Restate all the material verbatim, except for the pictures.

# start of MATERIAL

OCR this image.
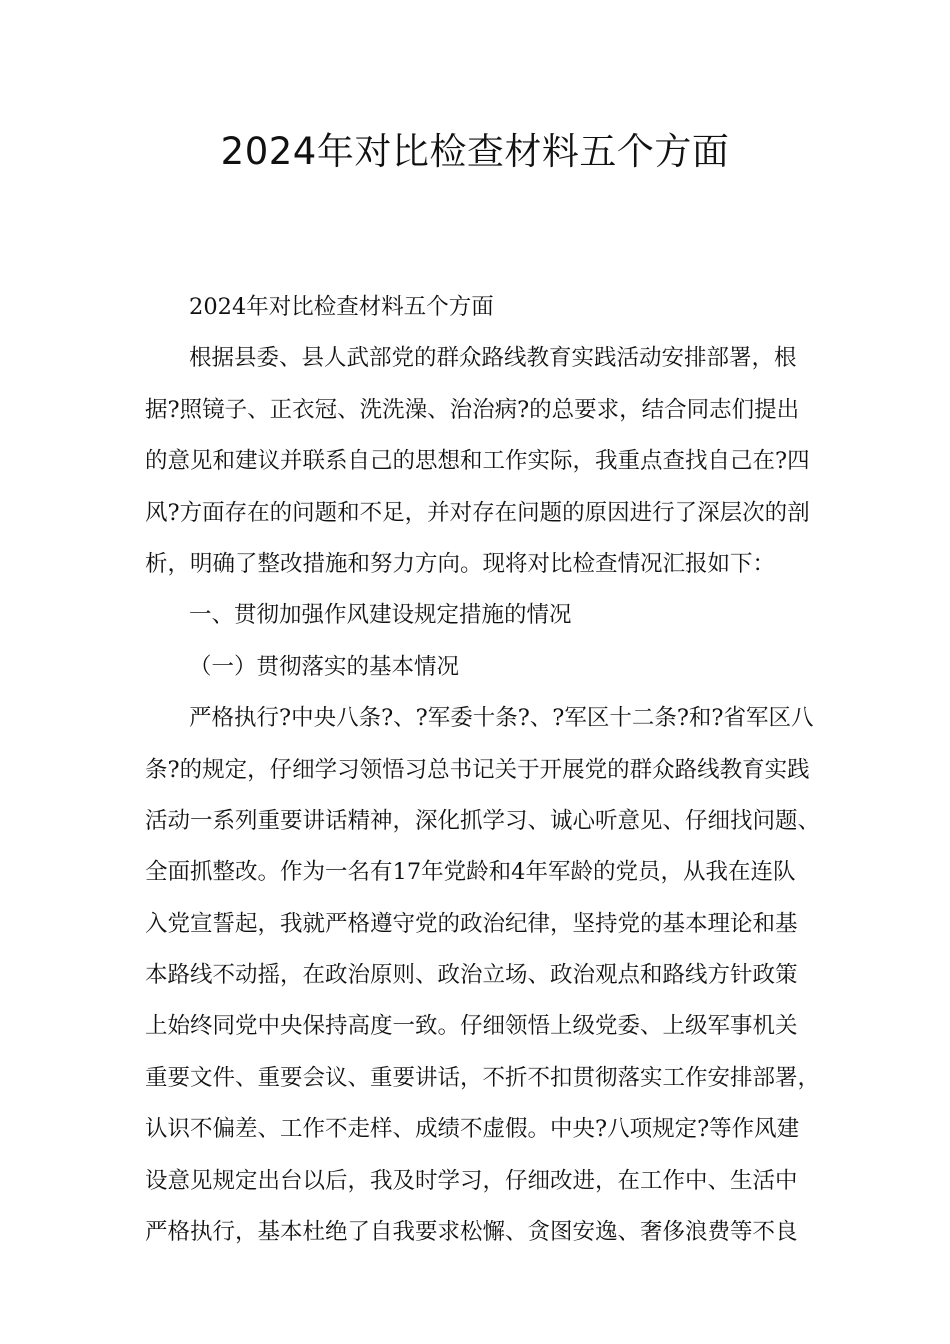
2024年对比检查材料五个方面
2024年对比检查材料五个方面
根据县委、县人武部党的群众路线教育实践活动安排部署，根
据?照镜子、正衣冠、洗洗澡、治治病?的总要求，结合同志们提出
的意见和建议并联系自己的思想和工作实际，我重点查找自己在?四
风?方面存在的问题和不足，并对存在问题的原因进行了深层次的剖
析，明确了整改措施和努力方向。现将对比检查情况汇报如下：
一、贯彻加强作风建设规定措施的情况
（一）贯彻落实的基本情况
严格执行?中央八条?、?军委十条?、?军区十二条?和?省军区八
条?的规定，仔细学习领悟习总书记关于开展党的群众路线教育实践
活动一系列重要讲话精神，深化抓学习、诚心听意见、仔细找问题、
全面抓整改。作为一名有17年党龄和4年军龄的党员，从我在连队
入党宣誓起，我就严格遵守党的政治纪律，坚持党的基本理论和基
本路线不动摇，在政治原则、政治立场、政治观点和路线方针政策
上始终同党中央保持高度一致。仔细领悟上级党委、上级军事机关
重要文件、重要会议、重要讲话，不折不扣贯彻落实工作安排部署，
认识不偏差、工作不走样、成绩不虚假。中央?八项规定?等作风建
设意见规定出台以后，我及时学习，仔细改进，在工作中、生活中
严格执行，基本杜绝了自我要求松懈、贪图安逸、奢侈浪费等不良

# end of MATERIAL

## SOLUTION TO THE PROBLEM
OCR this image.
2024年对比检查材料五个方面
2024年对比检查材料五个方面
根据县委、县人武部党的群众路线教育实践活动安排部署，根
据?照镜子、正衣冠、洗洗澡、治治病?的总要求，结合同志们提出
的意见和建议并联系自己的思想和工作实际，我重点查找自己在?四
风?方面存在的问题和不足，并对存在问题的原因进行了深层次的剖
析，明确了整改措施和努力方向。现将对比检查情况汇报如下：
一、贯彻加强作风建设规定措施的情况
（一）贯彻落实的基本情况
严格执行?中央八条?、?军委十条?、?军区十二条?和?省军区八
条?的规定，仔细学习领悟习总书记关于开展党的群众路线教育实践
活动一系列重要讲话精神，深化抓学习、诚心听意见、仔细找问题、
全面抓整改。作为一名有17年党龄和4年军龄的党员，从我在连队
入党宣誓起，我就严格遵守党的政治纪律，坚持党的基本理论和基
本路线不动摇，在政治原则、政治立场、政治观点和路线方针政策
上始终同党中央保持高度一致。仔细领悟上级党委、上级军事机关
重要文件、重要会议、重要讲话，不折不扣贯彻落实工作安排部署，
认识不偏差、工作不走样、成绩不虚假。中央?八项规定?等作风建
设意见规定出台以后，我及时学习，仔细改进，在工作中、生活中
严格执行，基本杜绝了自我要求松懈、贪图安逸、奢侈浪费等不良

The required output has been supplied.